PROVIDED PASSAGE:
|---|
Most of the fine is to be paid to the British Columbia Habitat Conservation Trust Foundation.

Bears allegedly fed by Oliver Dugan and Zuzana Stevikova. (British Columbia Conservation Officer Service photos)
“Extraordinary public safety risk”
“These activities created an extraordinary public safety risk by conditioning bears to human food and presence,” the British Columbia Conservation Officer Service said in a prepared statement.
Because the bears had become habituated to human feeding, the statement continued, “In September 2018, conservation officers were forced to put down three bears who were repeatedly visiting the area, causing property damage, and showing no fear of people.”
Charges were also filed in 2018 against Stevikova’s companion Oliver Dugan, but the case against Dugan was later dropped.
The $60,000 fine made Stevikova the person most notorious in Canada for bizarre behavior involving bears since chuckwagon racer Devin Matsuing in June 2015 challenged a grizzly bear to fight him, and lived to tell about it because the grizzly bear apparently didn’t think Matusing was worth fighting.
(See Why did chuckwagon racer Devin Matsuing dare a grizzly bear to fight?)

Doris Parks. (Beth Clifton collage)
Washington bear feeder fined just $1,000
While the British Columbia Provincial Court for North Vancouver threw the book at Stevikova, a jury in the South District Court for Pacific County, Washington on May 20, 2021 took less than an hour to convict Doris Parks, 77, for the second time, of illegally feeding black bears at her home on the Long Beach peninsula.
|---|
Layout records
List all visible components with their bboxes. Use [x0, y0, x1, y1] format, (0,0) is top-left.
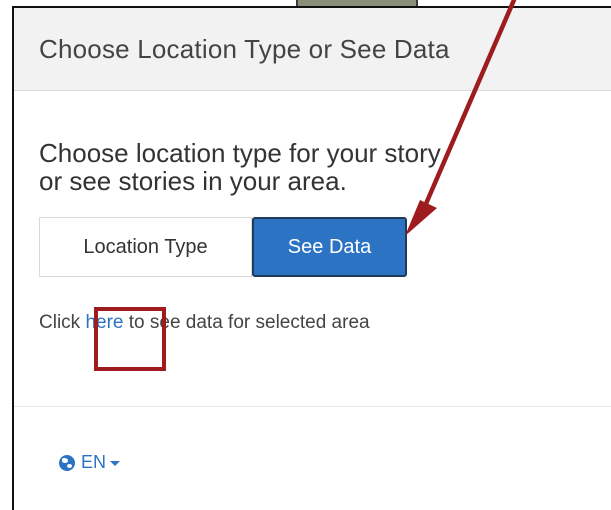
see-data-instruction: Click here to see data for selected area — [39, 312, 605, 334]
panel-header: Choose Location Type or See Data — [14, 8, 611, 91]
prompt-line-1: Choose location type for your story — [39, 138, 441, 168]
globe-icon — [59, 454, 75, 471]
language-selector[interactable]: EN — [59, 452, 121, 473]
language-label: EN — [81, 452, 107, 472]
panel-title: Choose Location Type or See Data — [39, 33, 450, 64]
instruction-suffix: to see data for selected area — [123, 312, 370, 333]
instruction-prefix: Click — [39, 312, 86, 333]
see-data-button[interactable]: See Data — [252, 217, 407, 277]
location-type-panel: Choose Location Type or See Data Choose … — [12, 6, 611, 510]
prompt-text: Choose location type for your story or s… — [39, 139, 605, 195]
here-link[interactable]: here — [85, 312, 123, 333]
panel-body: Choose location type for your story or s… — [14, 91, 611, 334]
prompt-line-2: or see stories in your area. — [39, 166, 347, 196]
location-data-toggle: Location Type See Data — [39, 217, 605, 277]
caret-down-icon — [110, 461, 121, 466]
panel-divider — [14, 406, 611, 407]
screenshot-canvas: Choose Location Type or See Data Choose … — [0, 0, 611, 510]
location-type-button[interactable]: Location Type — [39, 217, 252, 277]
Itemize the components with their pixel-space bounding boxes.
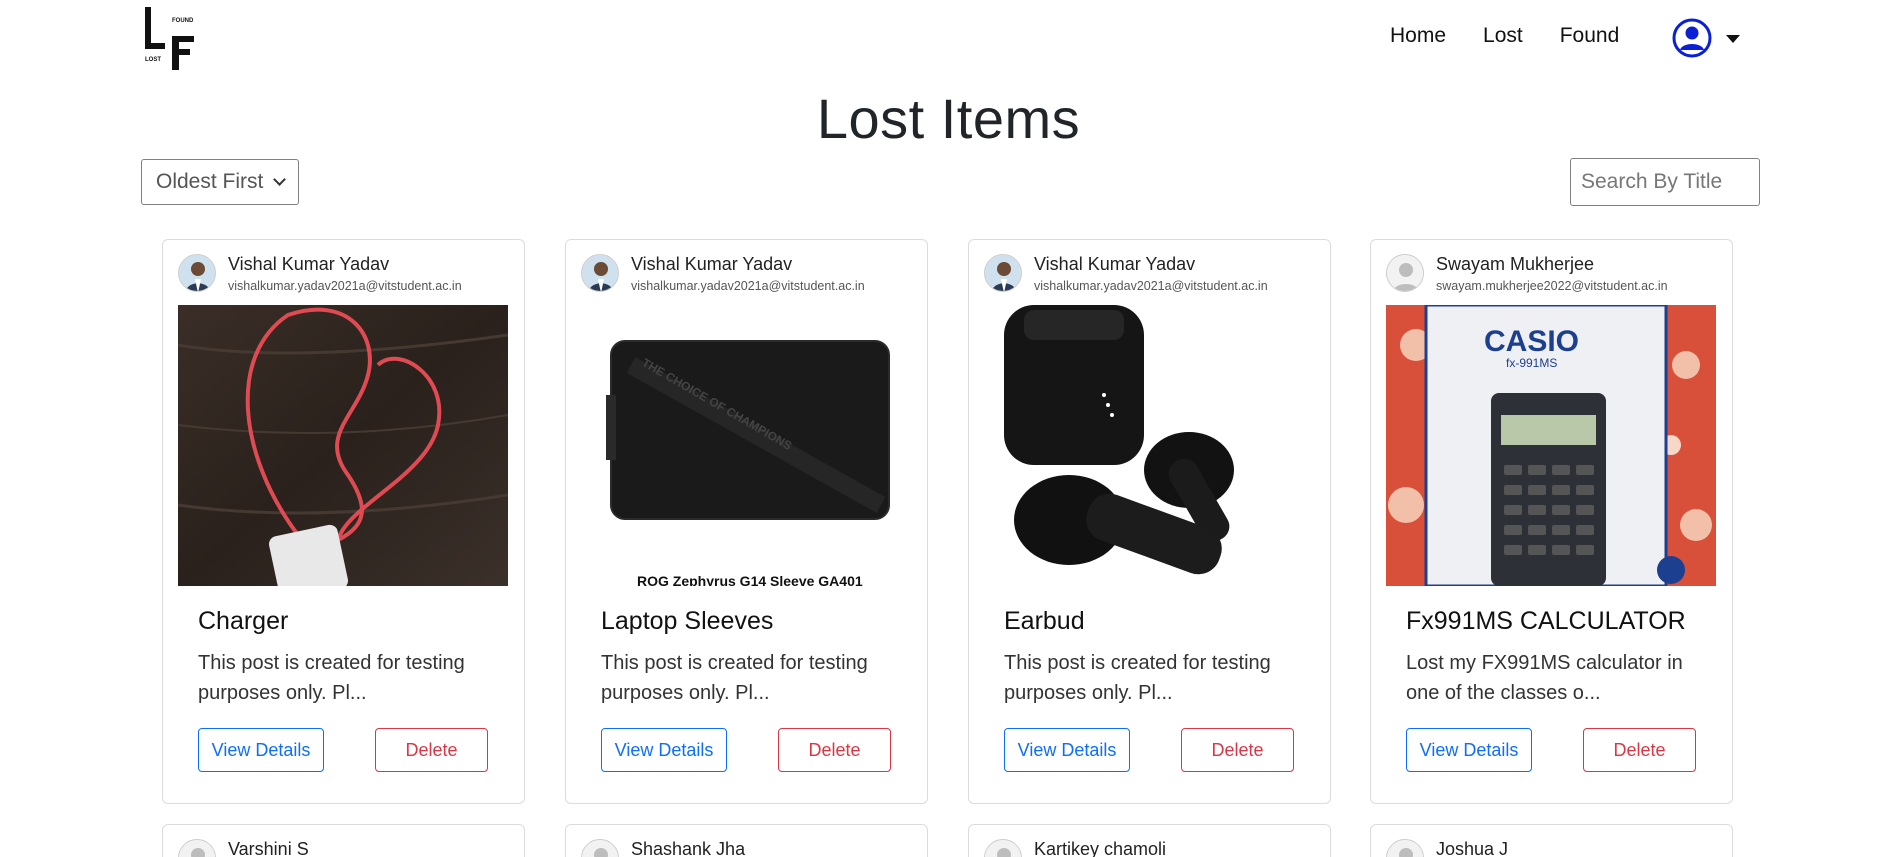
card-header: Swayam Mukherjee swayam.mukherjee2022@vi… bbox=[1386, 254, 1716, 296]
card-header: Vishal Kumar Yadav vishalkumar.yadav2021… bbox=[178, 254, 508, 296]
calculator-model: fx-991MS bbox=[1506, 356, 1557, 370]
calculator-brand: CASIO bbox=[1484, 325, 1579, 358]
item-title: Fx991MS CALCULATOR bbox=[1406, 607, 1686, 635]
avatar-placeholder bbox=[1386, 839, 1424, 857]
user-menu[interactable] bbox=[1672, 18, 1740, 63]
poster-name: Vishal Kumar Yadav bbox=[1034, 254, 1196, 274]
item-image bbox=[178, 305, 508, 586]
delete-button[interactable]: Delete bbox=[778, 728, 891, 772]
card-header: Vishal Kumar Yadav vishalkumar.yadav2021… bbox=[581, 254, 911, 296]
delete-button[interactable]: Delete bbox=[1583, 728, 1696, 772]
poster-email: vishalkumar.yadav2021a@vitstudent.ac.in bbox=[228, 279, 462, 293]
item-card: Vishal Kumar Yadav vishalkumar.yadav2021… bbox=[565, 239, 928, 804]
card-header: Shashank Jha bbox=[581, 839, 911, 857]
poster-email: swayam.mukherjee2022@vitstudent.ac.in bbox=[1436, 279, 1668, 293]
image-caption: ROG Zephyrus G14 Sleeve GA401 bbox=[637, 573, 863, 586]
navbar: FOUND LOST Home Lost Found bbox=[0, 0, 1897, 76]
sort-select[interactable]: Oldest First bbox=[141, 159, 299, 205]
poster-name: Swayam Mukherjee bbox=[1436, 254, 1595, 274]
delete-button[interactable]: Delete bbox=[375, 728, 488, 772]
nav-links: Home Lost Found bbox=[1390, 24, 1656, 48]
item-image: THE CHOICE OF CHAMPIONS ROG Zephyrus G14… bbox=[581, 305, 911, 586]
item-title: Charger bbox=[198, 607, 289, 635]
item-title: Earbud bbox=[1004, 607, 1085, 635]
avatar-placeholder bbox=[1386, 254, 1424, 292]
logo[interactable]: FOUND LOST bbox=[142, 6, 204, 70]
item-card: Kartikey chamoli bbox=[968, 824, 1331, 857]
nav-link-home[interactable]: Home bbox=[1390, 24, 1446, 48]
poster-name: Kartikey chamoli bbox=[1034, 839, 1167, 857]
poster-name: Joshua J bbox=[1436, 839, 1509, 857]
poster-email: vishalkumar.yadav2021a@vitstudent.ac.in bbox=[631, 279, 865, 293]
item-card: Shashank Jha bbox=[565, 824, 928, 857]
poster-name: Vishal Kumar Yadav bbox=[631, 254, 793, 274]
page-title: Lost Items bbox=[816, 87, 1081, 150]
item-description: This post is created for testing purpose… bbox=[198, 652, 465, 704]
item-image: CASIO fx-991MS bbox=[1386, 305, 1716, 586]
item-card: Vishal Kumar Yadav vishalkumar.yadav2021… bbox=[162, 239, 525, 804]
user-circle-icon bbox=[1672, 18, 1712, 63]
avatar-placeholder bbox=[178, 839, 216, 857]
view-details-button[interactable]: View Details bbox=[1406, 728, 1532, 772]
item-title: Laptop Sleeves bbox=[601, 607, 774, 635]
card-header: Vishal Kumar Yadav vishalkumar.yadav2021… bbox=[984, 254, 1314, 296]
item-description: This post is created for testing purpose… bbox=[601, 652, 868, 704]
card-header: Joshua J bbox=[1386, 839, 1716, 857]
nav-link-found[interactable]: Found bbox=[1560, 24, 1620, 48]
avatar bbox=[984, 254, 1022, 292]
avatar-placeholder bbox=[984, 839, 1022, 857]
card-header: Kartikey chamoli bbox=[984, 839, 1314, 857]
item-image bbox=[984, 305, 1314, 586]
poster-name: Varshini S bbox=[228, 839, 309, 857]
avatar-placeholder bbox=[581, 839, 619, 857]
chevron-down-icon bbox=[1726, 34, 1740, 43]
item-description: Lost my FX991MS calculator in one of the… bbox=[1406, 652, 1683, 704]
item-card: Joshua J bbox=[1370, 824, 1733, 857]
item-description: This post is created for testing purpose… bbox=[1004, 652, 1271, 704]
item-card: Varshini S bbox=[162, 824, 525, 857]
nav-link-lost[interactable]: Lost bbox=[1483, 24, 1523, 48]
chevron-down-icon bbox=[273, 173, 286, 186]
view-details-button[interactable]: View Details bbox=[601, 728, 727, 772]
view-details-button[interactable]: View Details bbox=[1004, 728, 1130, 772]
avatar bbox=[178, 254, 216, 292]
avatar bbox=[581, 254, 619, 292]
logo-found-text: FOUND bbox=[172, 18, 194, 24]
delete-button[interactable]: Delete bbox=[1181, 728, 1294, 772]
item-card: Vishal Kumar Yadav vishalkumar.yadav2021… bbox=[968, 239, 1331, 804]
card-header: Varshini S bbox=[178, 839, 508, 857]
poster-name: Vishal Kumar Yadav bbox=[228, 254, 390, 274]
item-card: Swayam Mukherjee swayam.mukherjee2022@vi… bbox=[1370, 239, 1733, 804]
search-input[interactable] bbox=[1570, 158, 1760, 206]
poster-name: Shashank Jha bbox=[631, 839, 746, 857]
view-details-button[interactable]: View Details bbox=[198, 728, 324, 772]
poster-email: vishalkumar.yadav2021a@vitstudent.ac.in bbox=[1034, 279, 1268, 293]
logo-lost-text: LOST bbox=[145, 57, 161, 63]
sort-selected-value: Oldest First bbox=[156, 170, 264, 193]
|---|
TASK 1: Transcribe the passage of the bear-feeding article between "Doris Parks. (Beth" and "Long Beach peninsula.", inclusive.
TASK 2:
Answer these questions from the bear-feeding article:
(a) To which organization is most of the fine to be paid?
(b) How many bears did conservation officers put down in September 2018?
(c) How long did the Pacific County jury take to convict Doris Parks?
TASK 3: Write the next part of the bear-feeding article, picking up after its final sentence.

WRITTEN ANSWER 1:
Doris Parks. (Beth Clifton collage)
Washington bear feeder fined just $1,000
While the British Columbia Provincial Court for North Vancouver threw the book at Stevikova, a jury in the South District Court for Pacific County, Washington on May 20, 2021 took less than an hour to convict Doris Parks, 77, for the second time, of illegally feeding black bears at her home on the Long Beach peninsula.

WRITTEN ANSWER 2:
(a) The British Columbia Habitat Conservation Trust Foundation.
(b) Three.
(c) Less than an hour.

WRITTEN ANSWER 3:
The court, however, on August 9, 2021 fined Parks only $1,000, the maximum for the offense in Washington state, and handed her a 90-day jail sentence, also the maximum, but suspended.
“She was tried on the same charge in 2014,” recalled Brandon Cline of the Chinook Observer, “but her lawyer at the time struck a last-minute deal with the prosecution to drop the charge if Parks paid a $500 fine and refrained from feeding any wild animals for the next two years — which she appeared to adhere to.”
Responding to complaints from neighbors, however, Washington Department of Fish & Wildlife officer Paul Jacobson compiled evidence of as many as five bears at a time congregating around Parks’ back deck.

(Beth Clifton collage)
“Maybe it’s because I’m Swiss”
“They should be ashamed of themselves dragging me through the court,” Parks told Seattle Times staff reporter Eric Lacitus.
“Let’s say I’m not their favorite person, never will be,” Parks added. “Maybe it’s because I’m from Switzerland.”
Parks told Lacitus she would appeal her conviction.
The Chinook Observer, Lacitus recalled, “on October 8, 2013 ran a letter from Parks about her efforts to stop hunters with crossbows from crossing her property and going after bears. She parked her car, she wrote, ‘and played loud music way past dark. It kept the bears safe,’” but only temporarily.
“Now bears are dead about four weeks before entering their winter den after peace all summer,” Parks finished.

Monte Miller.
(Beth Clifton collage)
Monte Miller spent $4,000/year to feed bears
The Parks case reminded Lacitus of Monte Miller, 75, who reportedly died after a brief illness on September 26, 2021 in Spokane, Washington.
Miller, as of July 2010, was practically a neighbor of Parks, in the village of Oysterville on the Long Beach peninsula.
Miller was not prosecuted, but was warned by the Washington Department of Fish & Wildlife to cease and desist.
Miller admitted to the Chinook Observer that for 10 years he had been feeding dog food to black bears, spending about $4,000 a year to give the bears 150 pounds of kibble per a week.
Wildlife officers shot the five most habituated bears among those Miller had fed, and relocated five others, some of them cubs, to Mount Rainier National Park.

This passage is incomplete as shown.